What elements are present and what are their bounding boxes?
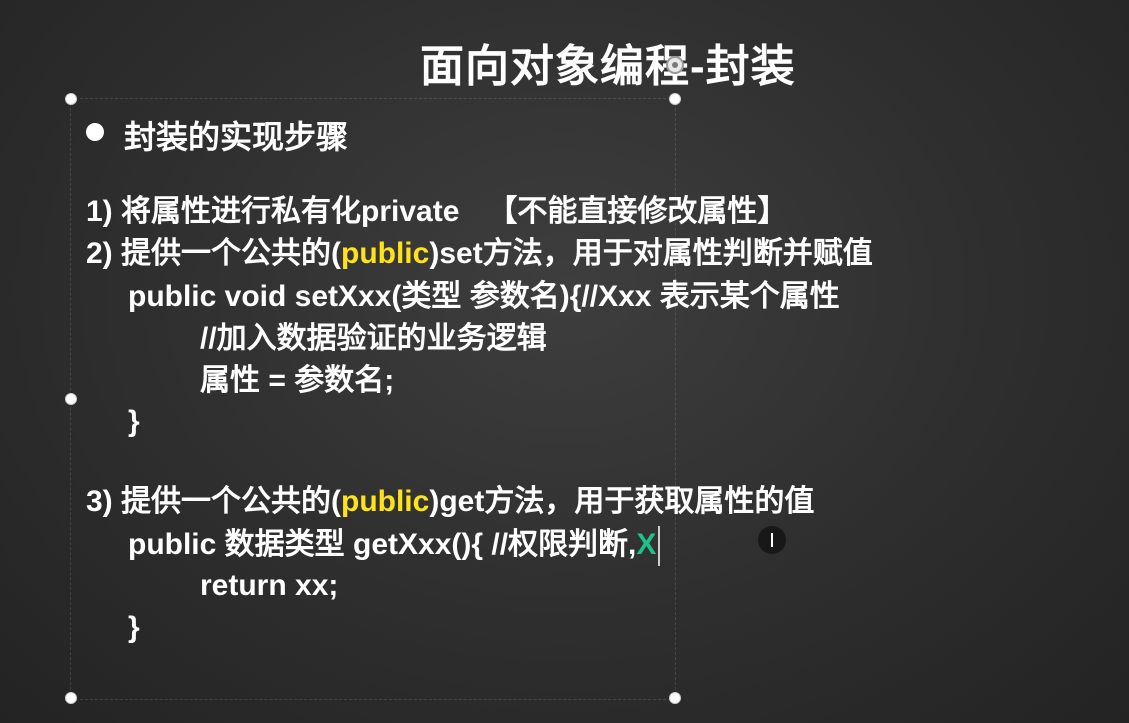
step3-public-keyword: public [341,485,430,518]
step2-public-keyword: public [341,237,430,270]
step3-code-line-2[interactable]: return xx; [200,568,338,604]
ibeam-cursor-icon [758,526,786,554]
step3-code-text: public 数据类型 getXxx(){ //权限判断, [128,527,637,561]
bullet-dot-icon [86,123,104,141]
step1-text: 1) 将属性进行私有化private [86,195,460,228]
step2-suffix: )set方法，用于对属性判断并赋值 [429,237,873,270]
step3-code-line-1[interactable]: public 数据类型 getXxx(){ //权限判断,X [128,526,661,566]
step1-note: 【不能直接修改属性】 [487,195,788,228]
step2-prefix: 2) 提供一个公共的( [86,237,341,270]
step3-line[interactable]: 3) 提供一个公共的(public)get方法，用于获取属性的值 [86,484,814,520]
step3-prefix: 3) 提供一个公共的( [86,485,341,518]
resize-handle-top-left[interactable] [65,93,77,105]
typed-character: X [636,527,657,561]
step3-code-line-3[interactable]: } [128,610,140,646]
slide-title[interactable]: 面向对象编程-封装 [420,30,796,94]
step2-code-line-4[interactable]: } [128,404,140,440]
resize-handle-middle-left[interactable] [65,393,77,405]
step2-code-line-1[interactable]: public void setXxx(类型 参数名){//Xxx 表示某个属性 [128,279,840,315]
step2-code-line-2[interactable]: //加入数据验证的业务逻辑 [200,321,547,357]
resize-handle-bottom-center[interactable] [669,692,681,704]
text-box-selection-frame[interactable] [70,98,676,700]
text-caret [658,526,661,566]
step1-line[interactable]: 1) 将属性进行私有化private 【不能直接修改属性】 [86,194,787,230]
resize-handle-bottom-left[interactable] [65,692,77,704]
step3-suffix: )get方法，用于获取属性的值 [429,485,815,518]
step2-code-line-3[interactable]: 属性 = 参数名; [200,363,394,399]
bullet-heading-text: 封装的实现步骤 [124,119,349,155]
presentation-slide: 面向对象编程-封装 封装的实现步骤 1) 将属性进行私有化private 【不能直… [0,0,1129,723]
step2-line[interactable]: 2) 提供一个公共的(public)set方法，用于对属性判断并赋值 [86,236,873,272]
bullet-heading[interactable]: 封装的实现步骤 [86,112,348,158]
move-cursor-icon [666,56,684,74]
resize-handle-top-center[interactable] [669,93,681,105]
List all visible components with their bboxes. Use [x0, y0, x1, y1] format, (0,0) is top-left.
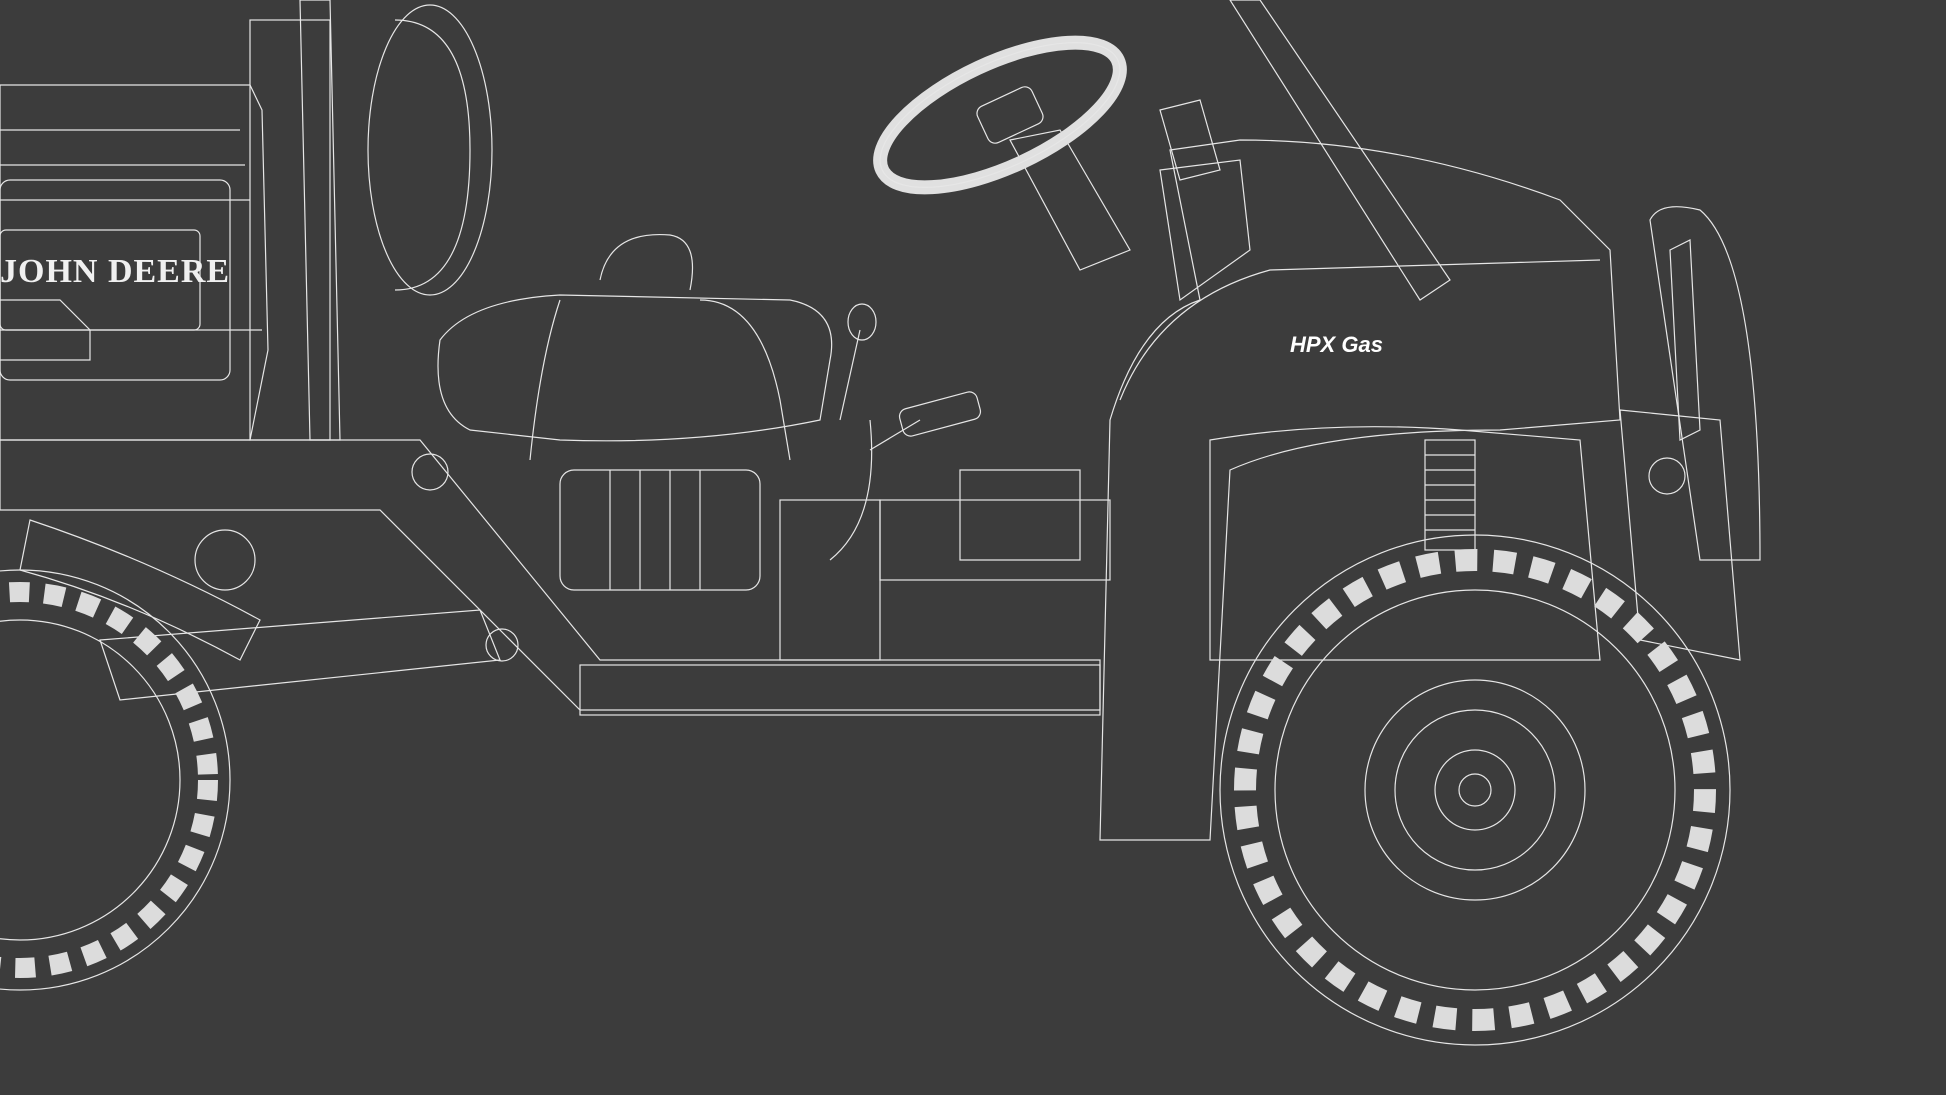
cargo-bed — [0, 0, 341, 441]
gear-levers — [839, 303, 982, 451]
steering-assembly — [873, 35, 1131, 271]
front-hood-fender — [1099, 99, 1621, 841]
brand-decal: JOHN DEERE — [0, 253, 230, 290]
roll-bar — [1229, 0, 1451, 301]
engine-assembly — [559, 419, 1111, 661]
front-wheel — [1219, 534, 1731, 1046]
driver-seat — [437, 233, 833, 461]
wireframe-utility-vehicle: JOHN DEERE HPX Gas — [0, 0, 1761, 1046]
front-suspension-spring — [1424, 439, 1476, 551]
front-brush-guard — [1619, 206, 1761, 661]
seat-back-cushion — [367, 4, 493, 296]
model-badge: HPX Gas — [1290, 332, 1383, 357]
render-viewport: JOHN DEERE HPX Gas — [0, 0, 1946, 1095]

STATED EXERCISE: Please retype all the records above line for line, leaving out the pictures.

OUTPUT:
What elements are present and what are their bounding boxes?
step3-public-keyword: public [341,485,430,518]
step2-public-keyword: public [341,237,430,270]
step3-code-line-2[interactable]: return xx; [200,568,338,604]
ibeam-cursor-icon [758,526,786,554]
step3-code-text: public 数据类型 getXxx(){ //权限判断, [128,527,637,561]
bullet-dot-icon [86,123,104,141]
step1-text: 1) 将属性进行私有化private [86,195,460,228]
step2-suffix: )set方法，用于对属性判断并赋值 [429,237,873,270]
step3-code-line-1[interactable]: public 数据类型 getXxx(){ //权限判断,X [128,526,661,566]
step1-note: 【不能直接修改属性】 [487,195,788,228]
step2-prefix: 2) 提供一个公共的( [86,237,341,270]
step3-line[interactable]: 3) 提供一个公共的(public)get方法，用于获取属性的值 [86,484,814,520]
step3-prefix: 3) 提供一个公共的( [86,485,341,518]
resize-handle-top-left[interactable] [65,93,77,105]
typed-character: X [636,527,657,561]
step3-code-line-3[interactable]: } [128,610,140,646]
slide-title[interactable]: 面向对象编程-封装 [420,30,796,94]
step2-code-line-4[interactable]: } [128,404,140,440]
resize-handle-middle-left[interactable] [65,393,77,405]
step2-code-line-1[interactable]: public void setXxx(类型 参数名){//Xxx 表示某个属性 [128,279,840,315]
step2-code-line-2[interactable]: //加入数据验证的业务逻辑 [200,321,547,357]
resize-handle-bottom-center[interactable] [669,692,681,704]
text-box-selection-frame[interactable] [70,98,676,700]
text-caret [658,526,661,566]
step1-line[interactable]: 1) 将属性进行私有化private 【不能直接修改属性】 [86,194,787,230]
resize-handle-bottom-left[interactable] [65,692,77,704]
step3-suffix: )get方法，用于获取属性的值 [429,485,815,518]
step2-code-line-3[interactable]: 属性 = 参数名; [200,363,394,399]
bullet-heading-text: 封装的实现步骤 [124,119,349,155]
presentation-slide: 面向对象编程-封装 封装的实现步骤 1) 将属性进行私有化private 【不能直… [0,0,1129,723]
step2-line[interactable]: 2) 提供一个公共的(public)set方法，用于对属性判断并赋值 [86,236,873,272]
bullet-heading[interactable]: 封装的实现步骤 [86,112,348,158]
move-cursor-icon [666,56,684,74]
resize-handle-top-center[interactable] [669,93,681,105]
List all visible components with their bboxes. Use [x0, y0, x1, y1] format, (0,0) is top-left.
cargo-bed — [0, 0, 341, 441]
gear-levers — [839, 303, 982, 451]
steering-assembly — [873, 35, 1131, 271]
front-hood-fender — [1099, 99, 1621, 841]
brand-decal: JOHN DEERE — [0, 253, 230, 290]
roll-bar — [1229, 0, 1451, 301]
engine-assembly — [559, 419, 1111, 661]
front-wheel — [1219, 534, 1731, 1046]
driver-seat — [437, 233, 833, 461]
wireframe-utility-vehicle: JOHN DEERE HPX Gas — [0, 0, 1761, 1046]
front-suspension-spring — [1424, 439, 1476, 551]
front-brush-guard — [1619, 206, 1761, 661]
seat-back-cushion — [367, 4, 493, 296]
model-badge: HPX Gas — [1290, 332, 1383, 357]
render-viewport: JOHN DEERE HPX Gas — [0, 0, 1946, 1095]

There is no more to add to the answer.